**Source records:**
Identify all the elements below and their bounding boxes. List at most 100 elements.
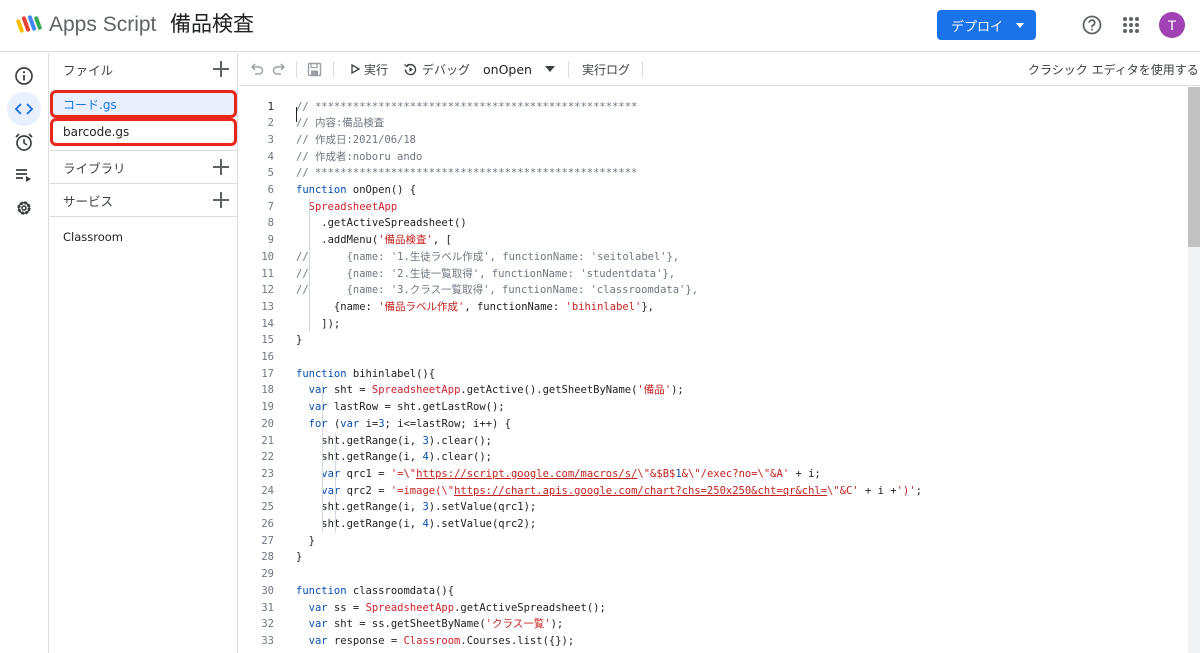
line-number: 18 <box>261 384 274 397</box>
overview-button[interactable] <box>7 59 41 93</box>
file-name: コード.gs <box>63 97 117 112</box>
code-editor[interactable]: 1 2 3 4 5 6 7 8 9 10 11 12 13 14 15 16 17 18 19 20 21 22 23 24 2… <box>239 87 1200 653</box>
toolbar-divider <box>568 61 569 78</box>
code-line[interactable]: function classroomdata(){ <box>296 583 454 600</box>
project-title[interactable]: 備品検査 <box>170 10 254 38</box>
deploy-button[interactable]: デプロイ <box>937 10 1036 40</box>
line-number: 24 <box>261 484 274 497</box>
add-service-icon[interactable] <box>213 192 229 208</box>
add-library-icon[interactable] <box>213 159 229 175</box>
dropdown-icon <box>545 66 555 72</box>
avatar[interactable]: T <box>1159 12 1185 38</box>
code-line[interactable]: // {name: '1.生徒ラベル作成', functionName: 'se… <box>296 249 679 266</box>
code-line[interactable]: // *************************************… <box>296 165 637 182</box>
code-line[interactable]: sht.getRange(i, 4).clear(); <box>296 449 492 466</box>
code-line[interactable]: SpreadsheetApp <box>296 199 398 216</box>
code-content[interactable]: // *************************************… <box>296 87 1186 653</box>
line-number: 11 <box>261 267 274 280</box>
file-item-code-gs[interactable]: コード.gs <box>50 90 237 118</box>
code-line[interactable]: // 内容:備品検査 <box>296 115 384 132</box>
toolbar-divider <box>642 61 643 78</box>
scrollbar-thumb[interactable] <box>1188 87 1200 247</box>
log-label: 実行ログ <box>582 62 631 77</box>
code-line[interactable]: } <box>296 533 315 550</box>
code-line[interactable]: sht.getRange(i, 3).clear(); <box>296 433 492 450</box>
line-number: 27 <box>261 534 274 547</box>
function-name: onOpen <box>483 61 532 77</box>
executions-button[interactable] <box>7 158 41 192</box>
code-line[interactable]: function bihinlabel(){ <box>296 366 435 383</box>
debug-icon <box>404 62 417 75</box>
toolbar-divider <box>333 61 334 78</box>
file-item-barcode-gs[interactable]: barcode.gs <box>50 118 237 146</box>
code-line[interactable]: function onOpen() { <box>296 182 416 199</box>
code-line[interactable]: var sht = SpreadsheetApp.getActive().get… <box>296 382 684 399</box>
indent-guide <box>309 215 310 316</box>
services-header-label: サービス <box>63 193 114 209</box>
code-line[interactable]: var qrc2 = '=image(\"https://chart.apis.… <box>296 483 922 500</box>
line-number: 25 <box>261 501 274 514</box>
line-number: 3 <box>267 133 274 146</box>
line-number: 26 <box>261 518 274 530</box>
debug-button[interactable]: デバッグ <box>403 53 470 85</box>
line-number: 5 <box>267 167 274 180</box>
code-icon <box>14 103 34 115</box>
code-line[interactable]: // {name: '3.クラス一覧取得', functionName: 'cl… <box>296 282 698 299</box>
settings-button[interactable] <box>7 191 41 225</box>
code-line[interactable]: } <box>296 332 302 349</box>
line-number: 28 <box>261 551 274 564</box>
classic-editor-link[interactable]: クラシック エディタを使用する <box>1028 53 1199 85</box>
line-number: 19 <box>261 401 274 414</box>
editor-button[interactable] <box>7 92 41 126</box>
files-panel: ファイル コード.gs barcode.gs ライブラリ サービス Classr… <box>50 53 238 653</box>
line-number: 12 <box>261 284 274 297</box>
code-line[interactable]: var sht = ss.getSheetByName('クラス一覧'); <box>296 616 564 633</box>
code-line[interactable]: for (var i=3; i<=lastRow; i++) { <box>296 416 511 433</box>
apps-script-logo[interactable] <box>16 13 44 37</box>
text-cursor <box>296 107 297 122</box>
line-number: 23 <box>261 467 274 480</box>
line-number: 13 <box>261 300 274 313</box>
add-file-icon[interactable] <box>213 61 229 77</box>
function-selector[interactable]: onOpen <box>483 53 557 85</box>
code-line[interactable]: var response = Classroom.Courses.list({}… <box>296 633 575 650</box>
triggers-button[interactable] <box>7 125 41 159</box>
line-number: 1 <box>267 100 274 113</box>
code-line[interactable]: // 作成者:noboru ando <box>296 149 422 166</box>
code-line[interactable]: // {name: '2.生徒一覧取得', functionName: 'stu… <box>296 266 675 283</box>
line-number: 31 <box>261 601 274 614</box>
code-line[interactable]: {name: '備品ラベル作成', functionName: 'bihinla… <box>296 299 654 316</box>
service-item-classroom[interactable]: Classroom <box>63 230 123 244</box>
line-number: 33 <box>261 634 274 647</box>
code-line[interactable]: } <box>296 549 302 566</box>
files-section-header: ファイル <box>50 53 237 85</box>
help-icon[interactable] <box>1081 14 1103 36</box>
run-button[interactable]: 実行 <box>349 53 388 85</box>
code-line[interactable]: var lastRow = sht.getLastRow(); <box>296 399 505 416</box>
libraries-header-label: ライブラリ <box>63 160 126 176</box>
left-rail <box>0 53 49 653</box>
code-line[interactable]: var qrc1 = '=\"https://script.google.com… <box>296 466 820 483</box>
run-label: 実行 <box>364 62 389 77</box>
code-line[interactable]: ]); <box>296 316 340 333</box>
code-line[interactable]: // *************************************… <box>296 99 637 116</box>
redo-button[interactable] <box>271 53 287 85</box>
execution-log-button[interactable]: 実行ログ <box>582 53 630 85</box>
apps-grid-icon[interactable] <box>1122 16 1140 34</box>
code-line[interactable]: .addMenu('備品検査', [ <box>296 232 452 249</box>
code-line[interactable]: var ss = SpreadsheetApp.getActiveSpreads… <box>296 600 606 617</box>
line-number: 20 <box>261 417 274 430</box>
line-number-gutter: 1 2 3 4 5 6 7 8 9 10 11 12 13 14 15 16 17 18 19 20 21 22 23 24 2… <box>239 87 289 653</box>
code-line[interactable]: sht.getRange(i, 4).setValue(qrc2); <box>296 516 536 533</box>
debug-label: デバッグ <box>422 62 471 77</box>
services-section-header: サービス <box>50 184 237 216</box>
code-line[interactable]: .getActiveSpreadsheet() <box>296 215 466 232</box>
undo-button[interactable] <box>249 53 265 85</box>
code-line[interactable]: sht.getRange(i, 3).setValue(qrc1); <box>296 499 536 516</box>
save-button[interactable] <box>307 53 322 85</box>
line-number: 29 <box>261 568 274 581</box>
save-icon <box>307 62 322 76</box>
line-number: 32 <box>261 618 274 631</box>
code-line[interactable]: // 作成日:2021/06/18 <box>296 132 416 149</box>
redo-icon <box>272 63 286 75</box>
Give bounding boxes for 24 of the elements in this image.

**Work instructions:**
Put every line of the records above into a Markdown table with the columns "Row" and "Line", numbering the rows and skipping blank lines. Leave the pictures out.

**Solution to this task:**
| Row | Line |
|---|---|
| 1 | Identify all the elements below and their bounding boxes. List at most 100 elements. |
| 2 | line-number: 18 <box>261 384 274 397</box> |
| 3 | overview-button[interactable] <box>7 59 41 93</box> |
| 4 | file-name: コード.gs <box>63 97 117 112</box> |
| 5 | code-editor[interactable]: 1 2 3 4 5 6 7 8 9 10 11 12 13 14 15 16 17 18 19 20 21 22 23 24 2… <box>239 87 1200 653</box> |
| 6 | toolbar-divider <box>568 61 569 78</box> |
| 7 | code-line[interactable]: function classroomdata(){ <box>296 583 454 600</box> |
| 8 | project-title[interactable]: 備品検査 <box>170 10 254 38</box> |
| 9 | deploy-button[interactable]: デプロイ <box>937 10 1036 40</box> |
| 10 | line-number: 24 <box>261 484 274 497</box> |
| 11 | add-service-icon[interactable] <box>213 192 229 208</box> |
| 12 | add-library-icon[interactable] <box>213 159 229 175</box> |
| 13 | dropdown-icon <box>545 66 555 72</box> |
| 14 | avatar[interactable]: T <box>1159 12 1185 38</box> |
| 15 | code-line[interactable]: // {name: '1.生徒ラベル作成', functionName: 'se… <box>296 249 679 266</box> |
| 16 | code-line[interactable]: // *************************************… <box>296 165 637 182</box> |
| 17 | code-line[interactable]: sht.getRange(i, 4).clear(); <box>296 449 492 466</box> |
| 18 | code-line[interactable]: SpreadsheetApp <box>296 199 398 216</box> |
| 19 | code-content[interactable]: // *************************************… <box>296 87 1186 653</box> |
| 20 | line-number: 11 <box>261 267 274 280</box> |
| 21 | file-item-code-gs[interactable]: コード.gs <box>50 90 237 118</box> |
| 22 | code-line[interactable]: // 内容:備品検査 <box>296 115 384 132</box> |
| 23 | toolbar-divider <box>642 61 643 78</box> |
| 24 | scrollbar-thumb[interactable] <box>1188 87 1200 247</box> |
| 25 | log-label: 実行ログ <box>582 62 631 77</box> |
| 26 | code-line[interactable]: } <box>296 533 315 550</box> |
| 27 | code-line[interactable]: sht.getRange(i, 3).clear(); <box>296 433 492 450</box> |
| 28 | line-number: 27 <box>261 534 274 547</box> |
| 29 | function-name: onOpen <box>483 61 532 77</box> |
| 30 | executions-button[interactable] <box>7 158 41 192</box> |
| 31 | code-line[interactable]: function bihinlabel(){ <box>296 366 435 383</box> |
| 32 | debug-icon <box>404 62 417 75</box> |
| 33 | toolbar-divider <box>333 61 334 78</box> |
| 34 | file-item-barcode-gs[interactable]: barcode.gs <box>50 118 237 146</box> |
| 35 | code-line[interactable]: function onOpen() { <box>296 182 416 199</box> |
| 36 | code-line[interactable]: var sht = SpreadsheetApp.getActive().get… <box>296 382 684 399</box> |
| 37 | indent-guide <box>309 215 310 316</box> |
| 38 | services-header-label: サービス <box>63 193 114 209</box> |
| 39 | code-line[interactable]: var qrc2 = '=image(\"https://chart.apis.… <box>296 483 922 500</box> |
| 40 | line-number: 25 <box>261 501 274 514</box> |
| 41 | line-number: 3 <box>267 133 274 146</box> |
| 42 | line-number: 26 <box>261 518 274 530</box> |
| 43 | debug-button[interactable]: デバッグ <box>403 53 470 85</box> |
| 44 | line-number: 5 <box>267 167 274 180</box> |
| 45 | code-icon <box>14 103 34 115</box> |
| 46 | code-line[interactable]: // {name: '3.クラス一覧取得', functionName: 'cl… <box>296 282 698 299</box> |
| 47 | settings-button[interactable] <box>7 191 41 225</box> |
| 48 | code-line[interactable]: } <box>296 332 302 349</box> |
| 49 | line-number: 28 <box>261 551 274 564</box> |
| 50 | classic-editor-link[interactable]: クラシック エディタを使用する <box>1028 53 1199 85</box> |
| 51 | line-number: 19 <box>261 401 274 414</box> |
| 52 | editor-button[interactable] <box>7 92 41 126</box> |
| 53 | files-panel: ファイル コード.gs barcode.gs ライブラリ サービス Classr… <box>50 53 238 653</box> |
| 54 | line-number: 12 <box>261 284 274 297</box> |
| 55 | code-line[interactable]: var sht = ss.getSheetByName('クラス一覧'); <box>296 616 564 633</box> |
| 56 | code-line[interactable]: for (var i=3; i<=lastRow; i++) { <box>296 416 511 433</box> |
| 57 | apps-script-logo[interactable] <box>16 13 44 37</box> |
| 58 | text-cursor <box>296 107 297 122</box> |
| 59 | line-number: 23 <box>261 467 274 480</box> |
| 60 | line-number: 13 <box>261 300 274 313</box> |
| 61 | add-file-icon[interactable] <box>213 61 229 77</box> |
| 62 | function-selector[interactable]: onOpen <box>483 53 557 85</box> |
| 63 | code-line[interactable]: var response = Classroom.Courses.list({}… <box>296 633 575 650</box> |
| 64 | triggers-button[interactable] <box>7 125 41 159</box> |
| 65 | line-number: 1 <box>267 100 274 113</box> |
| 66 | code-line[interactable]: // 作成者:noboru ando <box>296 149 422 166</box> |
| 67 | code-line[interactable]: // {name: '2.生徒一覧取得', functionName: 'stu… <box>296 266 675 283</box> |
| 68 | line-number: 31 <box>261 601 274 614</box> |
| 69 | code-line[interactable]: {name: '備品ラベル作成', functionName: 'bihinla… <box>296 299 654 316</box> |
| 70 | service-item-classroom[interactable]: Classroom <box>63 230 123 244</box> |
| 71 | line-number: 33 <box>261 634 274 647</box> |
| 72 | code-line[interactable]: } <box>296 549 302 566</box> |
| 73 | files-section-header: ファイル <box>50 53 237 85</box> |
| 74 | help-icon[interactable] <box>1081 14 1103 36</box> |
| 75 | run-button[interactable]: 実行 <box>349 53 388 85</box> |
| 76 | code-line[interactable]: var lastRow = sht.getLastRow(); <box>296 399 505 416</box> |
| 77 | libraries-header-label: ライブラリ <box>63 160 126 176</box> |
| 78 | left-rail <box>0 53 49 653</box> |
| 79 | code-line[interactable]: var qrc1 = '=\"https://script.google.com… <box>296 466 820 483</box> |
| 80 | run-label: 実行 <box>364 62 389 77</box> |
| 81 | code-line[interactable]: ]); <box>296 316 340 333</box> |
| 82 | code-line[interactable]: // *************************************… <box>296 99 637 116</box> |
| 83 | redo-button[interactable] <box>271 53 287 85</box> |
| 84 | execution-log-button[interactable]: 実行ログ <box>582 53 630 85</box> |
| 85 | apps-grid-icon[interactable] <box>1122 16 1140 34</box> |
| 86 | code-line[interactable]: .addMenu('備品検査', [ <box>296 232 452 249</box> |
| 87 | code-line[interactable]: var ss = SpreadsheetApp.getActiveSpreads… <box>296 600 606 617</box> |
| 88 | line-number: 20 <box>261 417 274 430</box> |
| 89 | line-number-gutter: 1 2 3 4 5 6 7 8 9 10 11 12 13 14 15 16 17 18 19 20 21 22 23 24 2… <box>239 87 289 653</box> |
| 90 | code-line[interactable]: sht.getRange(i, 4).setValue(qrc2); <box>296 516 536 533</box> |
| 91 | debug-label: デバッグ <box>422 62 471 77</box> |
| 92 | services-section-header: サービス <box>50 184 237 216</box> |
| 93 | code-line[interactable]: .getActiveSpreadsheet() <box>296 215 466 232</box> |
| 94 | undo-button[interactable] <box>249 53 265 85</box> |
| 95 | code-line[interactable]: sht.getRange(i, 3).setValue(qrc1); <box>296 499 536 516</box> |
| 96 | save-button[interactable] <box>307 53 322 85</box> |
| 97 | line-number: 29 <box>261 568 274 581</box> |
| 98 | save-icon <box>307 62 322 76</box> |
| 99 | line-number: 32 <box>261 618 274 631</box> |
| 100 | code-line[interactable]: // 作成日:2021/06/18 <box>296 132 416 149</box> |
| 101 | redo-icon <box>272 63 286 75</box> |
| 102 | Give bounding boxes for 24 of the elements in this image. |